§ What is expected
Every line of the data must be copied exactly.

*** Block opens ***

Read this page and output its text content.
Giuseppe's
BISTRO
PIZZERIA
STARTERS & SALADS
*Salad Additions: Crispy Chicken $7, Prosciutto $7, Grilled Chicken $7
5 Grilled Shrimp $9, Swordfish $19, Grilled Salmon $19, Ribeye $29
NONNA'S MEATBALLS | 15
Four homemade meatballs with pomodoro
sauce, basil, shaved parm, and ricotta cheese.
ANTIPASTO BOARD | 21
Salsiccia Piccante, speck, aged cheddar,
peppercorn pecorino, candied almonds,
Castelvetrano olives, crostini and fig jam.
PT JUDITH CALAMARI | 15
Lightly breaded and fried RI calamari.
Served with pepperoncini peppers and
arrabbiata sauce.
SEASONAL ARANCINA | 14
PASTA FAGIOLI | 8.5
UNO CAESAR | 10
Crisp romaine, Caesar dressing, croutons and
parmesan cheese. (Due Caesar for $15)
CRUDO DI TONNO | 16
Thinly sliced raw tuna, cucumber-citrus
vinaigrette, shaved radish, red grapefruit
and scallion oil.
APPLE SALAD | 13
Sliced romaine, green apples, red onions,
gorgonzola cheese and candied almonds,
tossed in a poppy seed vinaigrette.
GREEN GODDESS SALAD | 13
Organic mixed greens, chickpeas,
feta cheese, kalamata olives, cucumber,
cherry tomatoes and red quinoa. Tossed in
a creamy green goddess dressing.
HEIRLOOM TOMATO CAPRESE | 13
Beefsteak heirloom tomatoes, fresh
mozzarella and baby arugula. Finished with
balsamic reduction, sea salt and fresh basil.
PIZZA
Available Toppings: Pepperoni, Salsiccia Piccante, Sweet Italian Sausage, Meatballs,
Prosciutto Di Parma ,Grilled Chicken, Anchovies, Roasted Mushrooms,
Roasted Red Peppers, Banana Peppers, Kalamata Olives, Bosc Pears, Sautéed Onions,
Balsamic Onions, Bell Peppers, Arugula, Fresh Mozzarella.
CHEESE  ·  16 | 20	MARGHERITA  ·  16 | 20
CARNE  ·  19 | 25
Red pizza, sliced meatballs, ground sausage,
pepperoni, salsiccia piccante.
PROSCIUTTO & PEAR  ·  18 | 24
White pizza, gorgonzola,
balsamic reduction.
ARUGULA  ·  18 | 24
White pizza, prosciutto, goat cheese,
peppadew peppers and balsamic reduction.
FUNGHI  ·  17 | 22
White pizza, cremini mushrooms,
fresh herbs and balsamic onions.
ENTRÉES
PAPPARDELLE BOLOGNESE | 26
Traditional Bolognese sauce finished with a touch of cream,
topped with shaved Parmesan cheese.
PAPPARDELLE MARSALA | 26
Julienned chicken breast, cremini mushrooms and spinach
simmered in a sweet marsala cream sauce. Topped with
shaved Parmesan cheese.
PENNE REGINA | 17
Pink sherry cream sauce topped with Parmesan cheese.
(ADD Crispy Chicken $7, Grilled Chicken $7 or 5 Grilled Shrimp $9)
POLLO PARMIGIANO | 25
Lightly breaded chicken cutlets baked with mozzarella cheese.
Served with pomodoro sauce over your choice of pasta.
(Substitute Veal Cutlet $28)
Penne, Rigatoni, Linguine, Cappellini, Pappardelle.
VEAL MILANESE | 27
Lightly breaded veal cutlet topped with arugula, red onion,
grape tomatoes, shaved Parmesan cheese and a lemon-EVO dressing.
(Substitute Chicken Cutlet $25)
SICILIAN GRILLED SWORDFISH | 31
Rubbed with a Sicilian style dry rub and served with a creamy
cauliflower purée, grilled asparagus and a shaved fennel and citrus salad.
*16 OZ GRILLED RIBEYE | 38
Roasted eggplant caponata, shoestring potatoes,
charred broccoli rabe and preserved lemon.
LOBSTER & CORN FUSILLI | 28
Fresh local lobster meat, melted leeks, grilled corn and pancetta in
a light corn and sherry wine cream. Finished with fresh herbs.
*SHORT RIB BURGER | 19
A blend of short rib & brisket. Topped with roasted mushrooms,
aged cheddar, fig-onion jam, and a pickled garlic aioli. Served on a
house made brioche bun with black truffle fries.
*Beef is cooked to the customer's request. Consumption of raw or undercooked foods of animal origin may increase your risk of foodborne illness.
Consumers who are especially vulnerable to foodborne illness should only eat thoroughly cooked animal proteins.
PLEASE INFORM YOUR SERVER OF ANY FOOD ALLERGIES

*** Block closes ***

§ Task output
Read this page and output its text content.
Giuseppe's
BISTRO
PIZZERIA
STARTERS & SALADS
*Salad Additions: Crispy Chicken $7, Prosciutto $7, Grilled Chicken $7
5 Grilled Shrimp $9, Swordfish $19, Grilled Salmon $19, Ribeye $29
NONNA'S MEATBALLS | 15
Four homemade meatballs with pomodoro
sauce, basil, shaved parm, and ricotta cheese.
ANTIPASTO BOARD | 21
Salsiccia Piccante, speck, aged cheddar,
peppercorn pecorino, candied almonds,
Castelvetrano olives, crostini and fig jam.
PT JUDITH CALAMARI | 15
Lightly breaded and fried RI calamari.
Served with pepperoncini peppers and
arrabbiata sauce.
SEASONAL ARANCINA | 14
PASTA FAGIOLI | 8.5
UNO CAESAR | 10
Crisp romaine, Caesar dressing, croutons and
parmesan cheese. (Due Caesar for $15)
CRUDO DI TONNO | 16
Thinly sliced raw tuna, cucumber-citrus
vinaigrette, shaved radish, red grapefruit
and scallion oil.
APPLE SALAD | 13
Sliced romaine, green apples, red onions,
gorgonzola cheese and candied almonds,
tossed in a poppy seed vinaigrette.
GREEN GODDESS SALAD | 13
Organic mixed greens, chickpeas,
feta cheese, kalamata olives, cucumber,
cherry tomatoes and red quinoa. Tossed in
a creamy green goddess dressing.
HEIRLOOM TOMATO CAPRESE | 13
Beefsteak heirloom tomatoes, fresh
mozzarella and baby arugula. Finished with
balsamic reduction, sea salt and fresh basil.
PIZZA
Available Toppings: Pepperoni, Salsiccia Piccante, Sweet Italian Sausage, Meatballs,
Prosciutto Di Parma ,Grilled Chicken, Anchovies, Roasted Mushrooms,
Roasted Red Peppers, Banana Peppers, Kalamata Olives, Bosc Pears, Sautéed Onions,
Balsamic Onions, Bell Peppers, Arugula, Fresh Mozzarella.
CHEESE  ·  16 | 20	MARGHERITA  ·  16 | 20
CARNE  ·  19 | 25
Red pizza, sliced meatballs, ground sausage,
pepperoni, salsiccia piccante.
PROSCIUTTO & PEAR  ·  18 | 24
White pizza, gorgonzola,
balsamic reduction.
ARUGULA  ·  18 | 24
White pizza, prosciutto, goat cheese,
peppadew peppers and balsamic reduction.
FUNGHI  ·  17 | 22
White pizza, cremini mushrooms,
fresh herbs and balsamic onions.
ENTRÉES
PAPPARDELLE BOLOGNESE | 26
Traditional Bolognese sauce finished with a touch of cream,
topped with shaved Parmesan cheese.
PAPPARDELLE MARSALA | 26
Julienned chicken breast, cremini mushrooms and spinach
simmered in a sweet marsala cream sauce. Topped with
shaved Parmesan cheese.
PENNE REGINA | 17
Pink sherry cream sauce topped with Parmesan cheese.
(ADD Crispy Chicken $7, Grilled Chicken $7 or 5 Grilled Shrimp $9)
POLLO PARMIGIANO | 25
Lightly breaded chicken cutlets baked with mozzarella cheese.
Served with pomodoro sauce over your choice of pasta.
(Substitute Veal Cutlet $28)
Penne, Rigatoni, Linguine, Cappellini, Pappardelle.
VEAL MILANESE | 27
Lightly breaded veal cutlet topped with arugula, red onion,
grape tomatoes, shaved Parmesan cheese and a lemon-EVO dressing.
(Substitute Chicken Cutlet $25)
SICILIAN GRILLED SWORDFISH | 31
Rubbed with a Sicilian style dry rub and served with a creamy
cauliflower purée, grilled asparagus and a shaved fennel and citrus salad.
*16 OZ GRILLED RIBEYE | 38
Roasted eggplant caponata, shoestring potatoes,
charred broccoli rabe and preserved lemon.
LOBSTER & CORN FUSILLI | 28
Fresh local lobster meat, melted leeks, grilled corn and pancetta in
a light corn and sherry wine cream. Finished with fresh herbs.
*SHORT RIB BURGER | 19
A blend of short rib & brisket. Topped with roasted mushrooms,
aged cheddar, fig-onion jam, and a pickled garlic aioli. Served on a
house made brioche bun with black truffle fries.
*Beef is cooked to the customer's request. Consumption of raw or undercooked foods of animal origin may increase your risk of foodborne illness.
Consumers who are especially vulnerable to foodborne illness should only eat thoroughly cooked animal proteins.
PLEASE INFORM YOUR SERVER OF ANY FOOD ALLERGIES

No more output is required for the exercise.